> REQUIREMENTS: Transcribe the entries below exactly.

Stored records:
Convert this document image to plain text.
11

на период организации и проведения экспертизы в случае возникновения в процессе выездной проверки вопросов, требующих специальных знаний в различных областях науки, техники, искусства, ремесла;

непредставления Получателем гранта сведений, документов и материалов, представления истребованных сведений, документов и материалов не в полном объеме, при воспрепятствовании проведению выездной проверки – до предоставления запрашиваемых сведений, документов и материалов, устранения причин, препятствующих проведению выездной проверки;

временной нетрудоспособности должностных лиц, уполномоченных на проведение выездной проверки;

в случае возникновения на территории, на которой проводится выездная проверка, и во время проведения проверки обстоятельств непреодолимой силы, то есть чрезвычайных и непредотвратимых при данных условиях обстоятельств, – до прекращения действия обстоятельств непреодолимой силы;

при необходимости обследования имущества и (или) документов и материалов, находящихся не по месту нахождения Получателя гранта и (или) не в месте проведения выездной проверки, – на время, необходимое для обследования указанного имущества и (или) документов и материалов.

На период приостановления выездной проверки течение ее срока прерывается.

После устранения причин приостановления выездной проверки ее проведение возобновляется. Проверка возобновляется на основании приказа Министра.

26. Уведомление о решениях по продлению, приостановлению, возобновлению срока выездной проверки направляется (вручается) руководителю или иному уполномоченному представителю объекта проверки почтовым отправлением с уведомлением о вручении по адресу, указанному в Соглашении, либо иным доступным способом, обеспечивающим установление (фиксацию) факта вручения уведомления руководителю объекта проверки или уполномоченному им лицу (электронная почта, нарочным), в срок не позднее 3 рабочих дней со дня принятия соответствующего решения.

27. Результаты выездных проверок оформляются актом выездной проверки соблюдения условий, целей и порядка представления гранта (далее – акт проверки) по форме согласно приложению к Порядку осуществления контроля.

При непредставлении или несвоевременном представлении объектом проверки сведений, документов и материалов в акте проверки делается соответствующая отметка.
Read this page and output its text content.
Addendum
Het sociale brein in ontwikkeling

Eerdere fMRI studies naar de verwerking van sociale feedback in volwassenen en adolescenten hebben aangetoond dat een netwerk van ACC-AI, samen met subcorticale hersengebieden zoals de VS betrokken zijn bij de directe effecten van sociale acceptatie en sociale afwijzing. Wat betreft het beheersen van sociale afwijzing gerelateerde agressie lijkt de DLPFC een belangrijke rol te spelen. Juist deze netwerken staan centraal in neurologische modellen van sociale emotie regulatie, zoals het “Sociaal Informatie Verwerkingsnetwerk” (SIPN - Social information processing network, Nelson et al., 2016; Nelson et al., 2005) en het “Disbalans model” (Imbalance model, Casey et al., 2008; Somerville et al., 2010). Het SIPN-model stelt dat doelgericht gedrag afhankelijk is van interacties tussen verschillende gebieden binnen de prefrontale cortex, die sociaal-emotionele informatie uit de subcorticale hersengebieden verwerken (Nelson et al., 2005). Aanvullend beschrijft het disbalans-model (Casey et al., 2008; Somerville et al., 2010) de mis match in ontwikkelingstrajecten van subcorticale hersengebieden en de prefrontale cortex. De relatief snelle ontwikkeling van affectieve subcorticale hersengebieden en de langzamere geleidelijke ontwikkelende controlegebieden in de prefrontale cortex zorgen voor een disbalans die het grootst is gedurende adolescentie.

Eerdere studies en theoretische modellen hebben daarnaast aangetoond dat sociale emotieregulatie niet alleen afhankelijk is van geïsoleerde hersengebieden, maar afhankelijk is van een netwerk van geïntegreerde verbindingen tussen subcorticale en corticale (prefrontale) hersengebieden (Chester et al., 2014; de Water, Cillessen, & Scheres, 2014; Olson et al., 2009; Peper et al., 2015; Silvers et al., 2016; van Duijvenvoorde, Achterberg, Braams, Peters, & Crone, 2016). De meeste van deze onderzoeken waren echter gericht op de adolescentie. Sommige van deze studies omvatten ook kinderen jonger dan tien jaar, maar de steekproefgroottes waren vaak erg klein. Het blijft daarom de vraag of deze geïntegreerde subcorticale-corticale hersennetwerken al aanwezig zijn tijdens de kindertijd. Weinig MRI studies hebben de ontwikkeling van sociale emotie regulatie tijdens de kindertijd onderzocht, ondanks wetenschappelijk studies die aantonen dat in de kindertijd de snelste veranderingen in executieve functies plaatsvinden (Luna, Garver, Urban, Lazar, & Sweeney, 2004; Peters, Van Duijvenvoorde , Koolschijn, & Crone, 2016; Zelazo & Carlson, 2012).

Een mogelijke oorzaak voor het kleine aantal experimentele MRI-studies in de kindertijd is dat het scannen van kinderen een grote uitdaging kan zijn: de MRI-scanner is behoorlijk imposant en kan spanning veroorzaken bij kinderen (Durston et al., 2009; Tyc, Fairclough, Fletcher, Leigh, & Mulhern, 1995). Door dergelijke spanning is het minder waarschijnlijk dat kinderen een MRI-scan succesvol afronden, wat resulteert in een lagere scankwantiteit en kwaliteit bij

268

> ANSWER FOR THIS EXERCISE:
Convert this document image to plain text.
11

на период организации и проведения экспертизы в случае возникновения в процессе выездной проверки вопросов, требующих специальных знаний в различных областях науки, техники, искусства, ремесла;

непредставления Получателем гранта сведений, документов и материалов, представления истребованных сведений, документов и материалов не в полном объеме, при воспрепятствовании проведению выездной проверки – до предоставления запрашиваемых сведений, документов и материалов, устранения причин, препятствующих проведению выездной проверки;

временной нетрудоспособности должностных лиц, уполномоченных на проведение выездной проверки;

в случае возникновения на территории, на которой проводится выездная проверка, и во время проведения проверки обстоятельств непреодолимой силы, то есть чрезвычайных и непредотвратимых при данных условиях обстоятельств, – до прекращения действия обстоятельств непреодолимой силы;

при необходимости обследования имущества и (или) документов и материалов, находящихся не по месту нахождения Получателя гранта и (или) не в месте проведения выездной проверки, – на время, необходимое для обследования указанного имущества и (или) документов и материалов.

На период приостановления выездной проверки течение ее срока прерывается.

После устранения причин приостановления выездной проверки ее проведение возобновляется. Проверка возобновляется на основании приказа Министра.

26. Уведомление о решениях по продлению, приостановлению, возобновлению срока выездной проверки направляется (вручается) руководителю или иному уполномоченному представителю объекта проверки почтовым отправлением с уведомлением о вручении по адресу, указанному в Соглашении, либо иным доступным способом, обеспечивающим установление (фиксацию) факта вручения уведомления руководителю объекта проверки или уполномоченному им лицу (электронная почта, нарочным), в срок не позднее 3 рабочих дней со дня принятия соответствующего решения.

27. Результаты выездных проверок оформляются актом выездной проверки соблюдения условий, целей и порядка представления гранта (далее – акт проверки) по форме согласно приложению к Порядку осуществления контроля.

При непредставлении или несвоевременном представлении объектом проверки сведений, документов и материалов в акте проверки делается соответствующая отметка.
Read this page and output its text content.
Addendum
Het sociale brein in ontwikkeling

Eerdere fMRI studies naar de verwerking van sociale feedback in volwassenen en adolescenten hebben aangetoond dat een netwerk van ACC-AI, samen met subcorticale hersengebieden zoals de VS betrokken zijn bij de directe effecten van sociale acceptatie en sociale afwijzing. Wat betreft het beheersen van sociale afwijzing gerelateerde agressie lijkt de DLPFC een belangrijke rol te spelen. Juist deze netwerken staan centraal in neurologische modellen van sociale emotie regulatie, zoals het “Sociaal Informatie Verwerkingsnetwerk” (SIPN - Social information processing network, Nelson et al., 2016; Nelson et al., 2005) en het “Disbalans model” (Imbalance model, Casey et al., 2008; Somerville et al., 2010). Het SIPN-model stelt dat doelgericht gedrag afhankelijk is van interacties tussen verschillende gebieden binnen de prefrontale cortex, die sociaal-emotionele informatie uit de subcorticale hersengebieden verwerken (Nelson et al., 2005). Aanvullend beschrijft het disbalans-model (Casey et al., 2008; Somerville et al., 2010) de mis match in ontwikkelingstrajecten van subcorticale hersengebieden en de prefrontale cortex. De relatief snelle ontwikkeling van affectieve subcorticale hersengebieden en de langzamere geleidelijke ontwikkelende controlegebieden in de prefrontale cortex zorgen voor een disbalans die het grootst is gedurende adolescentie.

Eerdere studies en theoretische modellen hebben daarnaast aangetoond dat sociale emotieregulatie niet alleen afhankelijk is van geïsoleerde hersengebieden, maar afhankelijk is van een netwerk van geïntegreerde verbindingen tussen subcorticale en corticale (prefrontale) hersengebieden (Chester et al., 2014; de Water, Cillessen, & Scheres, 2014; Olson et al., 2009; Peper et al., 2015; Silvers et al., 2016; van Duijvenvoorde, Achterberg, Braams, Peters, & Crone, 2016). De meeste van deze onderzoeken waren echter gericht op de adolescentie. Sommige van deze studies omvatten ook kinderen jonger dan tien jaar, maar de steekproefgroottes waren vaak erg klein. Het blijft daarom de vraag of deze geïntegreerde subcorticale-corticale hersennetwerken al aanwezig zijn tijdens de kindertijd. Weinig MRI studies hebben de ontwikkeling van sociale emotie regulatie tijdens de kindertijd onderzocht, ondanks wetenschappelijk studies die aantonen dat in de kindertijd de snelste veranderingen in executieve functies plaatsvinden (Luna, Garver, Urban, Lazar, & Sweeney, 2004; Peters, Van Duijvenvoorde , Koolschijn, & Crone, 2016; Zelazo & Carlson, 2012).

Een mogelijke oorzaak voor het kleine aantal experimentele MRI-studies in de kindertijd is dat het scannen van kinderen een grote uitdaging kan zijn: de MRI-scanner is behoorlijk imposant en kan spanning veroorzaken bij kinderen (Durston et al., 2009; Tyc, Fairclough, Fletcher, Leigh, & Mulhern, 1995). Door dergelijke spanning is het minder waarschijnlijk dat kinderen een MRI-scan succesvol afronden, wat resulteert in een lagere scankwantiteit en kwaliteit bij

268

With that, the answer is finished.